[Stored data]

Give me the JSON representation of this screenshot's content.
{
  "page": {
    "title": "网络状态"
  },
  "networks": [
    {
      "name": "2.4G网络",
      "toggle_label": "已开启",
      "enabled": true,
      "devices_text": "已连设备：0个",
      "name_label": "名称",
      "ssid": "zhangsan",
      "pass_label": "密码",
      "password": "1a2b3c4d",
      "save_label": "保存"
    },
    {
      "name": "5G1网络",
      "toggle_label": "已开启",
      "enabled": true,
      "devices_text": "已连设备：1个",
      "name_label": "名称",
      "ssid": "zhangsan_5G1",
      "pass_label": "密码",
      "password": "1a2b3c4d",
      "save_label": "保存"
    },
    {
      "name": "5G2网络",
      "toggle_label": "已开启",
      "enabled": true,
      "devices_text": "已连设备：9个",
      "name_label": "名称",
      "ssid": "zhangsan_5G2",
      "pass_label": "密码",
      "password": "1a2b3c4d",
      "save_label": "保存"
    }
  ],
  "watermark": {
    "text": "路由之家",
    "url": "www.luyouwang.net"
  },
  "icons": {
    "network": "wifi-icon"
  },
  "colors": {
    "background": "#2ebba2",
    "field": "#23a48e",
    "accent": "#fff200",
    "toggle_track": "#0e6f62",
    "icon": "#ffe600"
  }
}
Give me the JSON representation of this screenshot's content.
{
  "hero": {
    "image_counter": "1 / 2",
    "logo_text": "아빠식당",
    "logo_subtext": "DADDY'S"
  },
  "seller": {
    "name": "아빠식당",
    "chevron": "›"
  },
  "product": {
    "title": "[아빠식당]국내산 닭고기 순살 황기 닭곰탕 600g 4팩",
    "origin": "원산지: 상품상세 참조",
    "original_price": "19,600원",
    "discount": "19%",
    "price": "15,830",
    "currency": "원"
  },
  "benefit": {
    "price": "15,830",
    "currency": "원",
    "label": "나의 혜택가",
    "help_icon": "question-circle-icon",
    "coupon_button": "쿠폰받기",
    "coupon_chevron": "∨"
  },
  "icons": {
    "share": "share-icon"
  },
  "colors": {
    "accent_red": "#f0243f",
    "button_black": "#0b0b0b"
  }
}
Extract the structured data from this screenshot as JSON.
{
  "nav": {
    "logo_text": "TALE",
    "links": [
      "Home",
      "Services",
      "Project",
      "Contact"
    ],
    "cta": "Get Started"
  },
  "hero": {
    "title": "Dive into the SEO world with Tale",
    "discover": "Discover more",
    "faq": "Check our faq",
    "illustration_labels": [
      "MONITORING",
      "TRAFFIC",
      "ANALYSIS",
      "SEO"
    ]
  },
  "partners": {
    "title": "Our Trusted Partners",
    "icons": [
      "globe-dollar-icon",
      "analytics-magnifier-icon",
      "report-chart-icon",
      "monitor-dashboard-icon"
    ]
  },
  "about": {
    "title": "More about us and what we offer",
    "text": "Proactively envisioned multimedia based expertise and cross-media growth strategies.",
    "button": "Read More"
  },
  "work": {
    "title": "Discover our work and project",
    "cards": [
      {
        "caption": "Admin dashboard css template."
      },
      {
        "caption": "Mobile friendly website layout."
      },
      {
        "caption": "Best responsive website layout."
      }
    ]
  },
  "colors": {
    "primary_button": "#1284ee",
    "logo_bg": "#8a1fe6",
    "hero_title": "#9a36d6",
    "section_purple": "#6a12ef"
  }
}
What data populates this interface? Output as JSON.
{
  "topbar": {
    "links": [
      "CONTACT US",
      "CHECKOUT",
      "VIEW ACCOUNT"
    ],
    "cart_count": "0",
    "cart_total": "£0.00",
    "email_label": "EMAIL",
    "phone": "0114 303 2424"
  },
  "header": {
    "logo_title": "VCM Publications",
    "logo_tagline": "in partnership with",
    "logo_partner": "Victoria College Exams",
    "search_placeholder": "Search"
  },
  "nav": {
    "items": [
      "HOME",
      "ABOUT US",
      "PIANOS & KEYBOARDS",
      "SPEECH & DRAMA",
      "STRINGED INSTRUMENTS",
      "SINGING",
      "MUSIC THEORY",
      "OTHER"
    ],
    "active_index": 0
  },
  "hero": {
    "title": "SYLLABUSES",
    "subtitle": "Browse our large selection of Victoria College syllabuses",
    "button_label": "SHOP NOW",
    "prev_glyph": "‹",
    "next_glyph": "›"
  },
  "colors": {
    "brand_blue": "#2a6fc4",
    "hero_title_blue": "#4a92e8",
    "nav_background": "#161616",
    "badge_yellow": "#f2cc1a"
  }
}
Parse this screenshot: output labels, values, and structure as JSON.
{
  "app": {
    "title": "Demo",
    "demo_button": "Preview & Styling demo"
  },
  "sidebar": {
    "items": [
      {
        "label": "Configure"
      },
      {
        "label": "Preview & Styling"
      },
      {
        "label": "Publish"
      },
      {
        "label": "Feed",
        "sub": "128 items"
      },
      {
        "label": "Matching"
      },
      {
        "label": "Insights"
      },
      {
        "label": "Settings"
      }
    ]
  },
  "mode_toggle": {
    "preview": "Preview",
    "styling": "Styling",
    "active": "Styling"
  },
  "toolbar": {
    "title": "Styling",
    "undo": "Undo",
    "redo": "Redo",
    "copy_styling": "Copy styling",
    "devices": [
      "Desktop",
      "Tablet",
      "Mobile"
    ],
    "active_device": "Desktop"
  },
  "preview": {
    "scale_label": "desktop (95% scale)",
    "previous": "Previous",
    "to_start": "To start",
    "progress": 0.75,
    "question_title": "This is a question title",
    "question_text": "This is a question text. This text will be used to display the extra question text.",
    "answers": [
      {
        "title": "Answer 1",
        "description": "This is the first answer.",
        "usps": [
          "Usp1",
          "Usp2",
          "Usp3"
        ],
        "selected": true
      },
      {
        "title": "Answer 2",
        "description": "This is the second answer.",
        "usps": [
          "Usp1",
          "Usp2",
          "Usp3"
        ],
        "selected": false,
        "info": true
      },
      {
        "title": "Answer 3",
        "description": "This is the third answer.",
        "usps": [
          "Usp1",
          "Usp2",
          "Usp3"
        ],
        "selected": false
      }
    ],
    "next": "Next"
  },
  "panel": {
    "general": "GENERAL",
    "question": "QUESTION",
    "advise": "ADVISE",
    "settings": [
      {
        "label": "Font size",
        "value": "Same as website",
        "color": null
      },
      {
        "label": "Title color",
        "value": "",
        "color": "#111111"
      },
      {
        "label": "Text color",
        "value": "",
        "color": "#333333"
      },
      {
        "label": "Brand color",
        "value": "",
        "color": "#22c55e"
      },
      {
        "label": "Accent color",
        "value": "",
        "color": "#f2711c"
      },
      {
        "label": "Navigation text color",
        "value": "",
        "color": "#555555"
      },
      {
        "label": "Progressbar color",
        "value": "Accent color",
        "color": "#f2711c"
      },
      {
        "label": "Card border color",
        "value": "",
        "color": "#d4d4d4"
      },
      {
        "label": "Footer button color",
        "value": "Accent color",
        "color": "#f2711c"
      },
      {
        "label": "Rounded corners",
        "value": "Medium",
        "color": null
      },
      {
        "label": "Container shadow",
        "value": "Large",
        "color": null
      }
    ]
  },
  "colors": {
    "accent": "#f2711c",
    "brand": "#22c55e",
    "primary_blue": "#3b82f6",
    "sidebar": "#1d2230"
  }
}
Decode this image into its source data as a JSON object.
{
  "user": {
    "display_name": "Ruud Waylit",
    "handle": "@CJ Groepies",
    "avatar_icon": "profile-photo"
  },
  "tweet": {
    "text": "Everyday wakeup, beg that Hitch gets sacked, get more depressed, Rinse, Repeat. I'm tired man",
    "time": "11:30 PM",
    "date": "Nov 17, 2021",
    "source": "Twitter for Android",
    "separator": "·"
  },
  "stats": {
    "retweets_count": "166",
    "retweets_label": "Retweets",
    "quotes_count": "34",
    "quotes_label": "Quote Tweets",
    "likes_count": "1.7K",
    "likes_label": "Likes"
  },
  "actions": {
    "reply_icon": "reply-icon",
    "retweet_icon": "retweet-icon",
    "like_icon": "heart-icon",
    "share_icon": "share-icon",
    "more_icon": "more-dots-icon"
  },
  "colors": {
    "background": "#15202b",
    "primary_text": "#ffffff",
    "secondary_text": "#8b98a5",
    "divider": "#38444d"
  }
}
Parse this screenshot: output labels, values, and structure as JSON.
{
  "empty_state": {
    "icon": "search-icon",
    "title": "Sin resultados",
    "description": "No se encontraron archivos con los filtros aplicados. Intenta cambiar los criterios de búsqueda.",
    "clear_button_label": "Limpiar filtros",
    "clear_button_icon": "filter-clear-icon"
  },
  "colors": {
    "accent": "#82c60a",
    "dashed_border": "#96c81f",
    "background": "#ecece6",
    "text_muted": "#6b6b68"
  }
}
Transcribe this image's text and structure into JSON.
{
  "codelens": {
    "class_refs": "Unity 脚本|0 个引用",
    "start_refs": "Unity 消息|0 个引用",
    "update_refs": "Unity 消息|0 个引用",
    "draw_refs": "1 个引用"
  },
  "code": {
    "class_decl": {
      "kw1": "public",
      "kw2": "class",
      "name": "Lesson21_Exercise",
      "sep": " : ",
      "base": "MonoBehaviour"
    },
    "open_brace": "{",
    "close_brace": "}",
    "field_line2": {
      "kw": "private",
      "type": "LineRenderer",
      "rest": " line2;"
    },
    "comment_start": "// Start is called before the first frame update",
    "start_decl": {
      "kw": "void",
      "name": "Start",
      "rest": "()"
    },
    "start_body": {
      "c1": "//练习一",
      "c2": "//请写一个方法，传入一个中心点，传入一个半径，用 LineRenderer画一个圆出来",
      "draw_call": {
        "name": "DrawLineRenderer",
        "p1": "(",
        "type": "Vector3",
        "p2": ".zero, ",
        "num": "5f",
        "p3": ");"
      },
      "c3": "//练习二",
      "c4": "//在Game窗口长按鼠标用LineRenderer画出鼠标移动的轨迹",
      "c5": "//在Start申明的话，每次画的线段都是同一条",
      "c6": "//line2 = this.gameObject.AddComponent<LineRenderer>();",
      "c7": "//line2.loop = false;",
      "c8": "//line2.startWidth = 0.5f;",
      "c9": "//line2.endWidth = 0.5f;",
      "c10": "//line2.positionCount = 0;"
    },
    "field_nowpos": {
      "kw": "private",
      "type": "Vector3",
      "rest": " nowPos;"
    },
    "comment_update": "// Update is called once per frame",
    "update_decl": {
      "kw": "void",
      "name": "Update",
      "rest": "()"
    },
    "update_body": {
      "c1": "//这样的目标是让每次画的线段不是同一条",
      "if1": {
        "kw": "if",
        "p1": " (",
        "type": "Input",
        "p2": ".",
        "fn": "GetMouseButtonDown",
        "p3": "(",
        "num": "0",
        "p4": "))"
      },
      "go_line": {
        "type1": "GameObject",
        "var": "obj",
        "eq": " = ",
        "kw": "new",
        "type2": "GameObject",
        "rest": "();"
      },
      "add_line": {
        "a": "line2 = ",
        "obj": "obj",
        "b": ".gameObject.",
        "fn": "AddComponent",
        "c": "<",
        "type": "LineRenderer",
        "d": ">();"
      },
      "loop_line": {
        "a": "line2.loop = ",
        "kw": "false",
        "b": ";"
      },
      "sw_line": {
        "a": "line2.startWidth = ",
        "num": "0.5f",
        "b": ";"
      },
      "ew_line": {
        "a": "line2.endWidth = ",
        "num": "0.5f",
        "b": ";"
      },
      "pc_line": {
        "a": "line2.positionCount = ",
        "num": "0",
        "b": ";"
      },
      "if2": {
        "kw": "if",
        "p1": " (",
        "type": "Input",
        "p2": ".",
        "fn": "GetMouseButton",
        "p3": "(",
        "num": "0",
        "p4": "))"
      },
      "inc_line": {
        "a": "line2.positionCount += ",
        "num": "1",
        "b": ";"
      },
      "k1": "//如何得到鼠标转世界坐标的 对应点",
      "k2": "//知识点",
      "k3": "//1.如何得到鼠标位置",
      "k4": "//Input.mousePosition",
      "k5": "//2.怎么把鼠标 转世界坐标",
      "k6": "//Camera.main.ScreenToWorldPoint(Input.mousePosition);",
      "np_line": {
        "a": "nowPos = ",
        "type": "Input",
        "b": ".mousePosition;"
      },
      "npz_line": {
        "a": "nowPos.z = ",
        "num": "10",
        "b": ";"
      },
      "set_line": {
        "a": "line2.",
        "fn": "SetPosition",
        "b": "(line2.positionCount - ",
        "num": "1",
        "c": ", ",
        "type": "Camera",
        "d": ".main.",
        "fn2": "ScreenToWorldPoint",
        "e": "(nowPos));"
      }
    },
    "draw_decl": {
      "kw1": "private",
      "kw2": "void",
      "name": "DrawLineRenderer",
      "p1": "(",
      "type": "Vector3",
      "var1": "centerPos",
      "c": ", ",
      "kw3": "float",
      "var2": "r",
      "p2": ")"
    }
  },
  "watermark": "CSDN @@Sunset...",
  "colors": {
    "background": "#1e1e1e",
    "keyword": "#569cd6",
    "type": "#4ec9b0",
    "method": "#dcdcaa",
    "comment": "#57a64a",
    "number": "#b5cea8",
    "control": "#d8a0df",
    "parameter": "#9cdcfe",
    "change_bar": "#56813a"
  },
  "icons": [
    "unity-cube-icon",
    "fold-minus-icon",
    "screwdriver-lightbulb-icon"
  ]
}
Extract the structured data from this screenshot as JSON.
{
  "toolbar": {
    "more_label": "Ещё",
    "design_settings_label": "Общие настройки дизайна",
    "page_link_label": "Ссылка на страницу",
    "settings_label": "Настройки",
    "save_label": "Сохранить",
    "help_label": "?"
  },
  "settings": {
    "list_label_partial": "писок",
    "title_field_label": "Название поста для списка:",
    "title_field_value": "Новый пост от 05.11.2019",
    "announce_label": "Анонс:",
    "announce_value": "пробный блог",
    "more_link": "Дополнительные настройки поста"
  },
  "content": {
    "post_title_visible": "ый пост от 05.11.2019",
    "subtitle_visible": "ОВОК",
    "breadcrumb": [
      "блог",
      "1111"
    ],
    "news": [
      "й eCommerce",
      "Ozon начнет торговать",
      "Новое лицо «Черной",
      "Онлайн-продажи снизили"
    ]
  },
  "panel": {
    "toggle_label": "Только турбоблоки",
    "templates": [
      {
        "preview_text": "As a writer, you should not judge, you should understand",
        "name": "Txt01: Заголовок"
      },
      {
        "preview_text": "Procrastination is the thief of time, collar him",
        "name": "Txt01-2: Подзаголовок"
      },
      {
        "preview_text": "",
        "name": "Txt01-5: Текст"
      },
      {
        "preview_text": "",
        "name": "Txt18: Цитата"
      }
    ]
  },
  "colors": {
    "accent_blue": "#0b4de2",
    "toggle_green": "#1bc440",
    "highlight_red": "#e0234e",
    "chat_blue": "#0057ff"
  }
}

Written problem:
Pull every line containing the word "share" out of the entries above.

Solution:
    "share": "share-icon"
    "share_icon": "share-icon",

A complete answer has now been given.